━━━ 文書
仕事が落ち着き、ゆっくりする時間ができたので、自分のペースで読んだらあらよあらよとラストまで…
ちょっとだけ、自分で旅をした気分になりつつ、
「旅に出たい!」
と思った。

ちなみに、沢木耕太郎さんってこんな人。

1947年東京生れ。横浜国立大学卒業。ほどなくルポライターとして出発し、鮮烈な感性と斬新な文体で注目を集める。1979年『テロルの決算』で大宅壮一ノンフィクション賞、1982年『一瞬の夏』で新田次郎文学賞を受賞。その後も『深夜特急』『檀』など今も読み継がれる名作を発表し、2006年『凍』で講談社ノンフィクション賞、2013年『キャパの十字架』で司馬遼太郎賞を受賞する。長編小説『波の音が消えるまで』『春に散る』、国内旅エッセイ集『旅のつばくろ』『飛び立つ季節 旅のつばくろ』など著書多数。
https://www.shinchosha.co.jp/writer/1666/


沢木耕太郎さん
https://www.shinchosha.co.jp/writer/1666/
より

どんな本なの?

『天路の旅人』がどんな本なのかを超簡単に言うと、戦時中の密偵として、現在のモンゴルからインドまでを、基本徒歩で、ラマ僧に扮して旅した鉄人の話。

今だったら、バスや電車、飛行機だって船だって使えるが、かれこれ70~80年くらい前だから、そんなものも十分なければ、100均で手に入るような便利グッズなんかももちろんない。

とはいえザクっとしすぎているかもしれないので、もう少しだけ内容を書くとすると…(↓サイトからの引用)

第二次大戦末期、敵国の中国大陸の奥深くまで「密偵」として潜入した若者・西川一三。
敗戦後もラマ僧に扮したまま、幾度も死線をさまよいながらも、未知なる世界への歩みを止められなかった。
その果てしない旅と人生を、彼の著作と一年間の徹底的なインタビューをもとに描き出す。
著者史上最長にして、新たな「旅文学」の金字塔。
https://www.shinchosha.co.jp/book/327523/

「郷に入りては、郷に従う」

僕は沢木さんの『深夜特急』が大好きだけど、『天路の旅人』って…沢木さんが20~30年前に生きてたら同じことしてたんじゃなかろうか…?と思ってしまう。
━━━━━━
━━━ 提供データ
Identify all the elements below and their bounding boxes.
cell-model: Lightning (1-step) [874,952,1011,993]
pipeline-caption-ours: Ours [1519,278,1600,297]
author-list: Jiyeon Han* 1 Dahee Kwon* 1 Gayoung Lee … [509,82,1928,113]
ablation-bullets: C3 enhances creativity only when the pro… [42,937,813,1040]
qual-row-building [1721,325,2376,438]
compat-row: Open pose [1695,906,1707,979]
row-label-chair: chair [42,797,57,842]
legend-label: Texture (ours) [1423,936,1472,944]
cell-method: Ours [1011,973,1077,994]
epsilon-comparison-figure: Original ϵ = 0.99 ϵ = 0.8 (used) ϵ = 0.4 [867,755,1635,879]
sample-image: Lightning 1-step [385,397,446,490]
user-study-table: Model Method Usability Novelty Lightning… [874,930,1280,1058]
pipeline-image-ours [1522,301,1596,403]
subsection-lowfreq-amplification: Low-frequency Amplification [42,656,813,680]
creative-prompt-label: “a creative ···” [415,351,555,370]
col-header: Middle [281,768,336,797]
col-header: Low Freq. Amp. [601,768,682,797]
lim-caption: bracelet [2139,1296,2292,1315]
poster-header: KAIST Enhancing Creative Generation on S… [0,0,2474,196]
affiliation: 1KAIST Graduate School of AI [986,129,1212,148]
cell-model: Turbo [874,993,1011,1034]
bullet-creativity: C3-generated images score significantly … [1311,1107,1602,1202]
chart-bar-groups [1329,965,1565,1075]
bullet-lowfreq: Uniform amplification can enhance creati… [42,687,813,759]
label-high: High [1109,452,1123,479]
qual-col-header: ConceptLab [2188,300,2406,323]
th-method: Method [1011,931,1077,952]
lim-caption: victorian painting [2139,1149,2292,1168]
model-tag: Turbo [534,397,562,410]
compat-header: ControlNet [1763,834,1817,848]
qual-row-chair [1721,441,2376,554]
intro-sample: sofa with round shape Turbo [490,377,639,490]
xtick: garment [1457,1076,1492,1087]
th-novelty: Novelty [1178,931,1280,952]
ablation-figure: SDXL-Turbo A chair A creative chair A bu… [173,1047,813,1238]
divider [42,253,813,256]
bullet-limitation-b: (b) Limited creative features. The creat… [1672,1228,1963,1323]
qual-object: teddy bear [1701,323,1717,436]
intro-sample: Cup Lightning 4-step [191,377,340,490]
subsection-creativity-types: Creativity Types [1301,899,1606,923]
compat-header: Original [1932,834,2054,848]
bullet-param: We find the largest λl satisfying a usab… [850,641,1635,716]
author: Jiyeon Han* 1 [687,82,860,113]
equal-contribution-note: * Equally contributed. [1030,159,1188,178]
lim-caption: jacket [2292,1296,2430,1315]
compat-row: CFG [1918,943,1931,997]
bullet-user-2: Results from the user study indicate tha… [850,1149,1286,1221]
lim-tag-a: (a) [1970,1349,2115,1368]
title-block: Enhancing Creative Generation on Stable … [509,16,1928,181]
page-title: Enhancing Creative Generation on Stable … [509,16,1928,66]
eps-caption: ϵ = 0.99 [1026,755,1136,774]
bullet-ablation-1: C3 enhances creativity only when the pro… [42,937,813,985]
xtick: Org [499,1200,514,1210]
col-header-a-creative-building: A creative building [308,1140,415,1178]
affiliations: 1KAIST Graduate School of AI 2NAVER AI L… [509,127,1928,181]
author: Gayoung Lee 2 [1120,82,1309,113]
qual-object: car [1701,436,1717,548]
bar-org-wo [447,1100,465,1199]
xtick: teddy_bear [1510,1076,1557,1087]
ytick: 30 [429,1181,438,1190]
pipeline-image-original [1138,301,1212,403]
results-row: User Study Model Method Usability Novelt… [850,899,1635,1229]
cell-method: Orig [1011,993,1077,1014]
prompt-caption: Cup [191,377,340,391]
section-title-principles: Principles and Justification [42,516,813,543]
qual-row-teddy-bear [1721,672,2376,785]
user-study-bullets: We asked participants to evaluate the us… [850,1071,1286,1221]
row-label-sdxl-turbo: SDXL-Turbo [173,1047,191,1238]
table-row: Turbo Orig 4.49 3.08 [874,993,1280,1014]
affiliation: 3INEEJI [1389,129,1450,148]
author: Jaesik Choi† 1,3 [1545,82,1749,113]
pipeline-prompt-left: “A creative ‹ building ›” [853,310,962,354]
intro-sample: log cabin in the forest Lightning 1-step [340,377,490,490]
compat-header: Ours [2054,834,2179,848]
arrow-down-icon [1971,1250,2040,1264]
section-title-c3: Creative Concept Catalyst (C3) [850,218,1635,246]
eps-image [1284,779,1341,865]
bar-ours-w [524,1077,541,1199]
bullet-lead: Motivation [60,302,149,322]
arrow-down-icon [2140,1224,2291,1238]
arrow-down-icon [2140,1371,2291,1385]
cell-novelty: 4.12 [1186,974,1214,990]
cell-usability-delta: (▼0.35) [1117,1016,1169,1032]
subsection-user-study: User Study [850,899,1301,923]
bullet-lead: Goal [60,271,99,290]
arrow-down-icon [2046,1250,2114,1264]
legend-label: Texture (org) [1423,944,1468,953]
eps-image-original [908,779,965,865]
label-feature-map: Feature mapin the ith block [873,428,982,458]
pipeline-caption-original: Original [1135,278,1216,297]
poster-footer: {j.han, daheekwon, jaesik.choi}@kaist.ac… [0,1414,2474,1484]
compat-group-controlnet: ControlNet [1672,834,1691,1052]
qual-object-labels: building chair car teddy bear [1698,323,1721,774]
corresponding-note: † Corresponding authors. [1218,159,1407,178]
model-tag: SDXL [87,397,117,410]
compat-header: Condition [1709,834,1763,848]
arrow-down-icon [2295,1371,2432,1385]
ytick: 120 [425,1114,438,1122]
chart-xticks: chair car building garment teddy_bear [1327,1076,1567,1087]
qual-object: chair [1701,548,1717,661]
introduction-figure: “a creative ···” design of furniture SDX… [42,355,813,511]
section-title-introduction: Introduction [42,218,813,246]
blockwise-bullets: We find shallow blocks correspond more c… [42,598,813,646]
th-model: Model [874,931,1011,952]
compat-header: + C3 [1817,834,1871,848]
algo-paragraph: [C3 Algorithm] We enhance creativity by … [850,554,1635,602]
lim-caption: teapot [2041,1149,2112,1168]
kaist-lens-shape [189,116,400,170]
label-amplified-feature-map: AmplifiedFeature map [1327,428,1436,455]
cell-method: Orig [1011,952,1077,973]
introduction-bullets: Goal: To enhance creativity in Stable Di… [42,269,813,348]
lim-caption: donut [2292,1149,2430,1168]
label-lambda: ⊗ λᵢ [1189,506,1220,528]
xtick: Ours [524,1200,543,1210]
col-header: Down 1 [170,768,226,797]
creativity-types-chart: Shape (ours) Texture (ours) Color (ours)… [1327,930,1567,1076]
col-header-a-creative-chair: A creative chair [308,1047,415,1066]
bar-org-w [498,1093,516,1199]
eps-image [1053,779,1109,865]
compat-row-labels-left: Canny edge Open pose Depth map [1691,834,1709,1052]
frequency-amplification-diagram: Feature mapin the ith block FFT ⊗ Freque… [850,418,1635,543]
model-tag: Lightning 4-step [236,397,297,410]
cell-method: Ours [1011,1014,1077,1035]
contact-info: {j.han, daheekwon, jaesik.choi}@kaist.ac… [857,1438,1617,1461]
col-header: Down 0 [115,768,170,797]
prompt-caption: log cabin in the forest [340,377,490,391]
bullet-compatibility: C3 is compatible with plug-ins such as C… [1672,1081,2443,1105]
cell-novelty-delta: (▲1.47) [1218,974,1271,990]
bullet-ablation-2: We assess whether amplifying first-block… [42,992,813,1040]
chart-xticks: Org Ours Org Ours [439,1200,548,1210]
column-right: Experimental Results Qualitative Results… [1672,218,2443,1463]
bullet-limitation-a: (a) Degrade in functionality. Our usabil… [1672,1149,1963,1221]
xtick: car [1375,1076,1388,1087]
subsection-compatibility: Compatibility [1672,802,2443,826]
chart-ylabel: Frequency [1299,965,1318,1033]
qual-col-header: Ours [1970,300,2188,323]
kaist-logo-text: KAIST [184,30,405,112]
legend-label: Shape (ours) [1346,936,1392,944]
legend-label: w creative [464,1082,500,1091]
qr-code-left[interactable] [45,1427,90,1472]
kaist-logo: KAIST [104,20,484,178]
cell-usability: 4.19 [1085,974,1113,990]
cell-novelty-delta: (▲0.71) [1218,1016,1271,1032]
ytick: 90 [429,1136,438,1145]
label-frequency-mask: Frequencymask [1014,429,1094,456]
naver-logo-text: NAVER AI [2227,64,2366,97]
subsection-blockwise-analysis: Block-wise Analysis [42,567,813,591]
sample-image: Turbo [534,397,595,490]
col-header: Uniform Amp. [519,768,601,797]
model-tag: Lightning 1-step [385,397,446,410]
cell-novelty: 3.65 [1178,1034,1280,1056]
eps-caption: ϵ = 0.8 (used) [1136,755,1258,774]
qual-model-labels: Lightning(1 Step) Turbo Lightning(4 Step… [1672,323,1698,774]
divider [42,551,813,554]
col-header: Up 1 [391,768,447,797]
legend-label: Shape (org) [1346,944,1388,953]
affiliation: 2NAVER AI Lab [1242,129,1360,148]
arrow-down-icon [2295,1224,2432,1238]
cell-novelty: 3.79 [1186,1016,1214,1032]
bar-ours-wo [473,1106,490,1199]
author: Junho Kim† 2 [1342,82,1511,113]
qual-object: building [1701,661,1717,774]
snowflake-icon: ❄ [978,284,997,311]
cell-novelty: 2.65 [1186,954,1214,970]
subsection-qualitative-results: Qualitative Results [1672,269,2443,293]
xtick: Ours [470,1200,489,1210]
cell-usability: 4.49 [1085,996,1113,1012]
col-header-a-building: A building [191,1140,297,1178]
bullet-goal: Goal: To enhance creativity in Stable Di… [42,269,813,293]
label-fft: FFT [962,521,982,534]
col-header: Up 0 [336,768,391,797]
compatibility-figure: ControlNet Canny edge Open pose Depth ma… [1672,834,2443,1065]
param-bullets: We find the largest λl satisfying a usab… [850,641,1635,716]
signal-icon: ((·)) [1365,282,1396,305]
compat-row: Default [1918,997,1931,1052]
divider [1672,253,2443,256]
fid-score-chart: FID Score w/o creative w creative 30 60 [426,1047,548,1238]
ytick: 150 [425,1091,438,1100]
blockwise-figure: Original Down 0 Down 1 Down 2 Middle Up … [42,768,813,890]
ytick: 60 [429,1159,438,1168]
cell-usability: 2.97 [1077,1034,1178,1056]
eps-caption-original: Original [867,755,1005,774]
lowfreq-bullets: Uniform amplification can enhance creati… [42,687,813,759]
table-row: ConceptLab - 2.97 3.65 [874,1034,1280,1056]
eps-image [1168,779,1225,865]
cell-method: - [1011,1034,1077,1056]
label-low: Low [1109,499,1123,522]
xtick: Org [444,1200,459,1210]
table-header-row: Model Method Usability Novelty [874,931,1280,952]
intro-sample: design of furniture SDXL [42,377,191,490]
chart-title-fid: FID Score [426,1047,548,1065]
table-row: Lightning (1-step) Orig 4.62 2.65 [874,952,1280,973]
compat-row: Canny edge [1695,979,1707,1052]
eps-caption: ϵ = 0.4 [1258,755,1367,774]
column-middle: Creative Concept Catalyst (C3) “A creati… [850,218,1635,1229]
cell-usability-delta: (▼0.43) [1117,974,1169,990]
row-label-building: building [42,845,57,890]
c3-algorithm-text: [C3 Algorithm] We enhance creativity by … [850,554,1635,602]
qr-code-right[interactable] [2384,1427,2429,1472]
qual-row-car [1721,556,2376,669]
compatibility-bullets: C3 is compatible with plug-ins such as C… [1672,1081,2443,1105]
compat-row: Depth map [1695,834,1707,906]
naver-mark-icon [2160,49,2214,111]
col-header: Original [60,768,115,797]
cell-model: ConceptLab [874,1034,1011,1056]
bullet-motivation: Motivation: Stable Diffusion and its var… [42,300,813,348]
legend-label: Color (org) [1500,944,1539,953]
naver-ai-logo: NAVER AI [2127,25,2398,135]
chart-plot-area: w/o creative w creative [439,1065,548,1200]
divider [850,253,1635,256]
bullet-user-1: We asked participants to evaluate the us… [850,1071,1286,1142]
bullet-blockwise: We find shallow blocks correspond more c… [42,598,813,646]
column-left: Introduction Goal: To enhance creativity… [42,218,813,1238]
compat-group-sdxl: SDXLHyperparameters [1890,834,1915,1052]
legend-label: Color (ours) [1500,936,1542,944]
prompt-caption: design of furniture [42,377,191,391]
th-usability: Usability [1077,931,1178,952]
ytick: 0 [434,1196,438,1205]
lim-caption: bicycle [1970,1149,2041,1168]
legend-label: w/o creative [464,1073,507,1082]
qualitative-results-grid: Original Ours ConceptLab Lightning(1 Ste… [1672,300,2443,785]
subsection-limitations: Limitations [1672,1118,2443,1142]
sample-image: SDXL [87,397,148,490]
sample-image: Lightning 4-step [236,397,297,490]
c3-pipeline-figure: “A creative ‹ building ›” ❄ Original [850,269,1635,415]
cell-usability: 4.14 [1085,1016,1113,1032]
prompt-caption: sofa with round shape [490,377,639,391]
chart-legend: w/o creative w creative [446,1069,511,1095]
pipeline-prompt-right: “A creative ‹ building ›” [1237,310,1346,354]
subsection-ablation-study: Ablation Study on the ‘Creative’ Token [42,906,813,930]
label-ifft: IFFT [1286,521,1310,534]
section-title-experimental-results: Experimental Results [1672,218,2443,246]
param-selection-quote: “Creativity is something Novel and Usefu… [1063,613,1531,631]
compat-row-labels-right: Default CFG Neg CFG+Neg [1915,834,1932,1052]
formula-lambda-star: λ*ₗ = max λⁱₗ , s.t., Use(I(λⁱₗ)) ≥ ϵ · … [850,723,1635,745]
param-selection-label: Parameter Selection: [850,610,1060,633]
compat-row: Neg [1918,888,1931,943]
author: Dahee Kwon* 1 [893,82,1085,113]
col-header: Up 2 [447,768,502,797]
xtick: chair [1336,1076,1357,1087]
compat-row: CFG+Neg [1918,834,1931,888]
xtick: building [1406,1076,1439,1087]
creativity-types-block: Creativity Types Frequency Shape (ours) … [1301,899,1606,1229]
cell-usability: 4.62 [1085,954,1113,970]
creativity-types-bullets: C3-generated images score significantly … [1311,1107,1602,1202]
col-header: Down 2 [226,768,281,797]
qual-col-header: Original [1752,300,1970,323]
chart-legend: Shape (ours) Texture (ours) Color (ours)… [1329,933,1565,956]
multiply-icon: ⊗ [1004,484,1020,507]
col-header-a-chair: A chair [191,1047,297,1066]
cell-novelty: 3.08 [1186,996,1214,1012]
━━━━━━
**課題**
文書によれば、沢木耕太郎さんが『キャパの十字架』で受賞した賞は何か。 一覧は文書とは別の資料である。

**正答**
司馬遼太郎賞である。